## Exercise details
Return each entry exactly, omitting nothing.
◇ ◇ ◇ ◇ ◇
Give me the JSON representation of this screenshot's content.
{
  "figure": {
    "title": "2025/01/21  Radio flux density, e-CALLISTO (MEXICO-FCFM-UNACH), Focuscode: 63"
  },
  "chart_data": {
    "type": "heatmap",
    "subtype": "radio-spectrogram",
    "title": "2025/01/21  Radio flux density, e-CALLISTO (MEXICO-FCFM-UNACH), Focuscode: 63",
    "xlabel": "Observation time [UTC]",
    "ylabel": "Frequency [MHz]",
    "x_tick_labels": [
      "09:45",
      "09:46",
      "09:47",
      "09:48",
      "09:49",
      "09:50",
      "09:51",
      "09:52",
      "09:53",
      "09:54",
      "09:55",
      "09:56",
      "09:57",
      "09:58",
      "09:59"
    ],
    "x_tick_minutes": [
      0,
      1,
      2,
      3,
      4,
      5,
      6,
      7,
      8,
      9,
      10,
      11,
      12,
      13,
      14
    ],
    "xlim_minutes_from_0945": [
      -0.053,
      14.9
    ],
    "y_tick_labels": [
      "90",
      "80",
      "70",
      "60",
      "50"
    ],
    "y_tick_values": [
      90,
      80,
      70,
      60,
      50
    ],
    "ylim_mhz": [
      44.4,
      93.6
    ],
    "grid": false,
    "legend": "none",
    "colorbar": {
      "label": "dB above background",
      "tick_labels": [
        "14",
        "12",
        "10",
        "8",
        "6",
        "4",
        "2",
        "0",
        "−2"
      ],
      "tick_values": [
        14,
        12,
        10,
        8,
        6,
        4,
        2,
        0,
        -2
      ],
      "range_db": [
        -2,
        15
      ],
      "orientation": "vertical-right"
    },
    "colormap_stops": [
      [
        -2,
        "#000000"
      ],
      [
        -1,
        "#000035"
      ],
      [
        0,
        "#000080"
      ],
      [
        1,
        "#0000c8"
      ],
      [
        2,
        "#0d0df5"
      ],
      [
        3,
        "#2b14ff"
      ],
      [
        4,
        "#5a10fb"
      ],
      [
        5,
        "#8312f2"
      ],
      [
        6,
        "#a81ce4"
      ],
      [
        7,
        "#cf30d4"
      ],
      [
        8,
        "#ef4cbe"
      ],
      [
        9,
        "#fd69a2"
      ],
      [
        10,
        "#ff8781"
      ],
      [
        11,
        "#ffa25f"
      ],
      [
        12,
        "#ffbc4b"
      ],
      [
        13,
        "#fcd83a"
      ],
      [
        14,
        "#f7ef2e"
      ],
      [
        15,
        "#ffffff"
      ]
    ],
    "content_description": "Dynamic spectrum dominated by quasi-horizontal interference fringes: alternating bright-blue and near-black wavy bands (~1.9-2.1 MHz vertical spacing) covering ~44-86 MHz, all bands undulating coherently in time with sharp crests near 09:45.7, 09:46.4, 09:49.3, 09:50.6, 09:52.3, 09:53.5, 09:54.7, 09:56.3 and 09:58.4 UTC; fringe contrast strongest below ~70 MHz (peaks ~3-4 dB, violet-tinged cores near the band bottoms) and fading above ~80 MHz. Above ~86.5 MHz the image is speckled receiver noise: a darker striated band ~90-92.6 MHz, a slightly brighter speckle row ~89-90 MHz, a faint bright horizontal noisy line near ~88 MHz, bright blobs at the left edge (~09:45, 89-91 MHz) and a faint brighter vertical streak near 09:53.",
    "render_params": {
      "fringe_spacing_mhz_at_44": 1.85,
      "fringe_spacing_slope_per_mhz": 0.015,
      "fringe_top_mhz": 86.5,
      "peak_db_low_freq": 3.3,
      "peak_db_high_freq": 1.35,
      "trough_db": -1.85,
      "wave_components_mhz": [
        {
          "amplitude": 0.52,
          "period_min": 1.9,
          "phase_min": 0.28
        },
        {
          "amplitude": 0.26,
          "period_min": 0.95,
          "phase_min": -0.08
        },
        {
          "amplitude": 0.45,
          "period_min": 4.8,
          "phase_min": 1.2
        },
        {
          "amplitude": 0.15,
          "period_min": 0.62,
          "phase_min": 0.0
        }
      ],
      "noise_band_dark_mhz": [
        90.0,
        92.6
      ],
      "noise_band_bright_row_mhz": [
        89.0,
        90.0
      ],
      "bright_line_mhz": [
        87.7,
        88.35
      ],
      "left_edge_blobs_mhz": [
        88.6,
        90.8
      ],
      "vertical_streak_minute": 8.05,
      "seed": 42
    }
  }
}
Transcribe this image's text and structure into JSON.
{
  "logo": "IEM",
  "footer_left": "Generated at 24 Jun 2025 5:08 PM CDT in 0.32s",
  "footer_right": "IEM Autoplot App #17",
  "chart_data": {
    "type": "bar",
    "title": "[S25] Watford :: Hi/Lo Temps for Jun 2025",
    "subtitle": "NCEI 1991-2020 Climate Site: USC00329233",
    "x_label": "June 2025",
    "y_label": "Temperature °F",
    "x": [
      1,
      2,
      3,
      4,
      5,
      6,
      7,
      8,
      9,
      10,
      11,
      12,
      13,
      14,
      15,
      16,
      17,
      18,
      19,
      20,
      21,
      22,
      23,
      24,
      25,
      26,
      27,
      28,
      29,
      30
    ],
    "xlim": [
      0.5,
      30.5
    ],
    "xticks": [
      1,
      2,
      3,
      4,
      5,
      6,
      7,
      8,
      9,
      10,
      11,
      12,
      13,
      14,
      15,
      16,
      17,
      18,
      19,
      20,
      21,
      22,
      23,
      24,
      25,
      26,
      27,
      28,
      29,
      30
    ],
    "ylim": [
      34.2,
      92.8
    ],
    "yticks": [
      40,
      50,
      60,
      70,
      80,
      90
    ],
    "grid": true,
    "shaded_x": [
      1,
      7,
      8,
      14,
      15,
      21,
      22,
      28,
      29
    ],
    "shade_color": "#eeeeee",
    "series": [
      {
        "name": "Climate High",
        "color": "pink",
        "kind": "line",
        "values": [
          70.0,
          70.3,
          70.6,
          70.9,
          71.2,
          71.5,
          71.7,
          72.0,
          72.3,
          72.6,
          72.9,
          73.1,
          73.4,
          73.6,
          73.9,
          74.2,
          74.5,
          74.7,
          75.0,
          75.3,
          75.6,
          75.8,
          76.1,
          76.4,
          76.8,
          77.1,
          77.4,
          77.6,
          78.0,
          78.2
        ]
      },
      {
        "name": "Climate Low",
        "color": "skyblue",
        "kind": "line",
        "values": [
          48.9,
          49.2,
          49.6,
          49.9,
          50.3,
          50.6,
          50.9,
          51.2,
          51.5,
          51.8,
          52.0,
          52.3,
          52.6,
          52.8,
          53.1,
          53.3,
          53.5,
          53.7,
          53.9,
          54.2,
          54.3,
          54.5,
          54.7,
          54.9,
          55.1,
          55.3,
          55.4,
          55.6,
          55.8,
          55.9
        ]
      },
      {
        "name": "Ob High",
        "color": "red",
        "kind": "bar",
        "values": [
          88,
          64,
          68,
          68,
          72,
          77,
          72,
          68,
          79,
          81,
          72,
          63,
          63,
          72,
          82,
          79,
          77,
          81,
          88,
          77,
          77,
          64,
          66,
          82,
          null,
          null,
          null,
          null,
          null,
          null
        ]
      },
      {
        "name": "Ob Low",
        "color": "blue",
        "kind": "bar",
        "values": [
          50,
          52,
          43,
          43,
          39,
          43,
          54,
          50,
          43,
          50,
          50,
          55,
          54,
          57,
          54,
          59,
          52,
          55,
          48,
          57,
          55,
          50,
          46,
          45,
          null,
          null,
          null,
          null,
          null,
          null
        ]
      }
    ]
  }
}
◇ ◇ ◇ ◇ ◇
## Problem solution
Give me the JSON representation of this screenshot's content.
{
  "figure": {
    "title": "2025/01/21  Radio flux density, e-CALLISTO (MEXICO-FCFM-UNACH), Focuscode: 63"
  },
  "chart_data": {
    "type": "heatmap",
    "subtype": "radio-spectrogram",
    "title": "2025/01/21  Radio flux density, e-CALLISTO (MEXICO-FCFM-UNACH), Focuscode: 63",
    "xlabel": "Observation time [UTC]",
    "ylabel": "Frequency [MHz]",
    "x_tick_labels": [
      "09:45",
      "09:46",
      "09:47",
      "09:48",
      "09:49",
      "09:50",
      "09:51",
      "09:52",
      "09:53",
      "09:54",
      "09:55",
      "09:56",
      "09:57",
      "09:58",
      "09:59"
    ],
    "x_tick_minutes": [
      0,
      1,
      2,
      3,
      4,
      5,
      6,
      7,
      8,
      9,
      10,
      11,
      12,
      13,
      14
    ],
    "xlim_minutes_from_0945": [
      -0.053,
      14.9
    ],
    "y_tick_labels": [
      "90",
      "80",
      "70",
      "60",
      "50"
    ],
    "y_tick_values": [
      90,
      80,
      70,
      60,
      50
    ],
    "ylim_mhz": [
      44.4,
      93.6
    ],
    "grid": false,
    "legend": "none",
    "colorbar": {
      "label": "dB above background",
      "tick_labels": [
        "14",
        "12",
        "10",
        "8",
        "6",
        "4",
        "2",
        "0",
        "−2"
      ],
      "tick_values": [
        14,
        12,
        10,
        8,
        6,
        4,
        2,
        0,
        -2
      ],
      "range_db": [
        -2,
        15
      ],
      "orientation": "vertical-right"
    },
    "colormap_stops": [
      [
        -2,
        "#000000"
      ],
      [
        -1,
        "#000035"
      ],
      [
        0,
        "#000080"
      ],
      [
        1,
        "#0000c8"
      ],
      [
        2,
        "#0d0df5"
      ],
      [
        3,
        "#2b14ff"
      ],
      [
        4,
        "#5a10fb"
      ],
      [
        5,
        "#8312f2"
      ],
      [
        6,
        "#a81ce4"
      ],
      [
        7,
        "#cf30d4"
      ],
      [
        8,
        "#ef4cbe"
      ],
      [
        9,
        "#fd69a2"
      ],
      [
        10,
        "#ff8781"
      ],
      [
        11,
        "#ffa25f"
      ],
      [
        12,
        "#ffbc4b"
      ],
      [
        13,
        "#fcd83a"
      ],
      [
        14,
        "#f7ef2e"
      ],
      [
        15,
        "#ffffff"
      ]
    ],
    "content_description": "Dynamic spectrum dominated by quasi-horizontal interference fringes: alternating bright-blue and near-black wavy bands (~1.9-2.1 MHz vertical spacing) covering ~44-86 MHz, all bands undulating coherently in time with sharp crests near 09:45.7, 09:46.4, 09:49.3, 09:50.6, 09:52.3, 09:53.5, 09:54.7, 09:56.3 and 09:58.4 UTC; fringe contrast strongest below ~70 MHz (peaks ~3-4 dB, violet-tinged cores near the band bottoms) and fading above ~80 MHz. Above ~86.5 MHz the image is speckled receiver noise: a darker striated band ~90-92.6 MHz, a slightly brighter speckle row ~89-90 MHz, a faint bright horizontal noisy line near ~88 MHz, bright blobs at the left edge (~09:45, 89-91 MHz) and a faint brighter vertical streak near 09:53.",
    "render_params": {
      "fringe_spacing_mhz_at_44": 1.85,
      "fringe_spacing_slope_per_mhz": 0.015,
      "fringe_top_mhz": 86.5,
      "peak_db_low_freq": 3.3,
      "peak_db_high_freq": 1.35,
      "trough_db": -1.85,
      "wave_components_mhz": [
        {
          "amplitude": 0.52,
          "period_min": 1.9,
          "phase_min": 0.28
        },
        {
          "amplitude": 0.26,
          "period_min": 0.95,
          "phase_min": -0.08
        },
        {
          "amplitude": 0.45,
          "period_min": 4.8,
          "phase_min": 1.2
        },
        {
          "amplitude": 0.15,
          "period_min": 0.62,
          "phase_min": 0.0
        }
      ],
      "noise_band_dark_mhz": [
        90.0,
        92.6
      ],
      "noise_band_bright_row_mhz": [
        89.0,
        90.0
      ],
      "bright_line_mhz": [
        87.7,
        88.35
      ],
      "left_edge_blobs_mhz": [
        88.6,
        90.8
      ],
      "vertical_streak_minute": 8.05,
      "seed": 42
    }
  }
}
Transcribe this image's text and structure into JSON.
{
  "logo": "IEM",
  "footer_left": "Generated at 24 Jun 2025 5:08 PM CDT in 0.32s",
  "footer_right": "IEM Autoplot App #17",
  "chart_data": {
    "type": "bar",
    "title": "[S25] Watford :: Hi/Lo Temps for Jun 2025",
    "subtitle": "NCEI 1991-2020 Climate Site: USC00329233",
    "x_label": "June 2025",
    "y_label": "Temperature °F",
    "x": [
      1,
      2,
      3,
      4,
      5,
      6,
      7,
      8,
      9,
      10,
      11,
      12,
      13,
      14,
      15,
      16,
      17,
      18,
      19,
      20,
      21,
      22,
      23,
      24,
      25,
      26,
      27,
      28,
      29,
      30
    ],
    "xlim": [
      0.5,
      30.5
    ],
    "xticks": [
      1,
      2,
      3,
      4,
      5,
      6,
      7,
      8,
      9,
      10,
      11,
      12,
      13,
      14,
      15,
      16,
      17,
      18,
      19,
      20,
      21,
      22,
      23,
      24,
      25,
      26,
      27,
      28,
      29,
      30
    ],
    "ylim": [
      34.2,
      92.8
    ],
    "yticks": [
      40,
      50,
      60,
      70,
      80,
      90
    ],
    "grid": true,
    "shaded_x": [
      1,
      7,
      8,
      14,
      15,
      21,
      22,
      28,
      29
    ],
    "shade_color": "#eeeeee",
    "series": [
      {
        "name": "Climate High",
        "color": "pink",
        "kind": "line",
        "values": [
          70.0,
          70.3,
          70.6,
          70.9,
          71.2,
          71.5,
          71.7,
          72.0,
          72.3,
          72.6,
          72.9,
          73.1,
          73.4,
          73.6,
          73.9,
          74.2,
          74.5,
          74.7,
          75.0,
          75.3,
          75.6,
          75.8,
          76.1,
          76.4,
          76.8,
          77.1,
          77.4,
          77.6,
          78.0,
          78.2
        ]
      },
      {
        "name": "Climate Low",
        "color": "skyblue",
        "kind": "line",
        "values": [
          48.9,
          49.2,
          49.6,
          49.9,
          50.3,
          50.6,
          50.9,
          51.2,
          51.5,
          51.8,
          52.0,
          52.3,
          52.6,
          52.8,
          53.1,
          53.3,
          53.5,
          53.7,
          53.9,
          54.2,
          54.3,
          54.5,
          54.7,
          54.9,
          55.1,
          55.3,
          55.4,
          55.6,
          55.8,
          55.9
        ]
      },
      {
        "name": "Ob High",
        "color": "red",
        "kind": "bar",
        "values": [
          88,
          64,
          68,
          68,
          72,
          77,
          72,
          68,
          79,
          81,
          72,
          63,
          63,
          72,
          82,
          79,
          77,
          81,
          88,
          77,
          77,
          64,
          66,
          82,
          null,
          null,
          null,
          null,
          null,
          null
        ]
      },
      {
        "name": "Ob Low",
        "color": "blue",
        "kind": "bar",
        "values": [
          50,
          52,
          43,
          43,
          39,
          43,
          54,
          50,
          43,
          50,
          50,
          55,
          54,
          57,
          54,
          59,
          52,
          55,
          48,
          57,
          55,
          50,
          46,
          45,
          null,
          null,
          null,
          null,
          null,
          null
        ]
      }
    ]
  }
}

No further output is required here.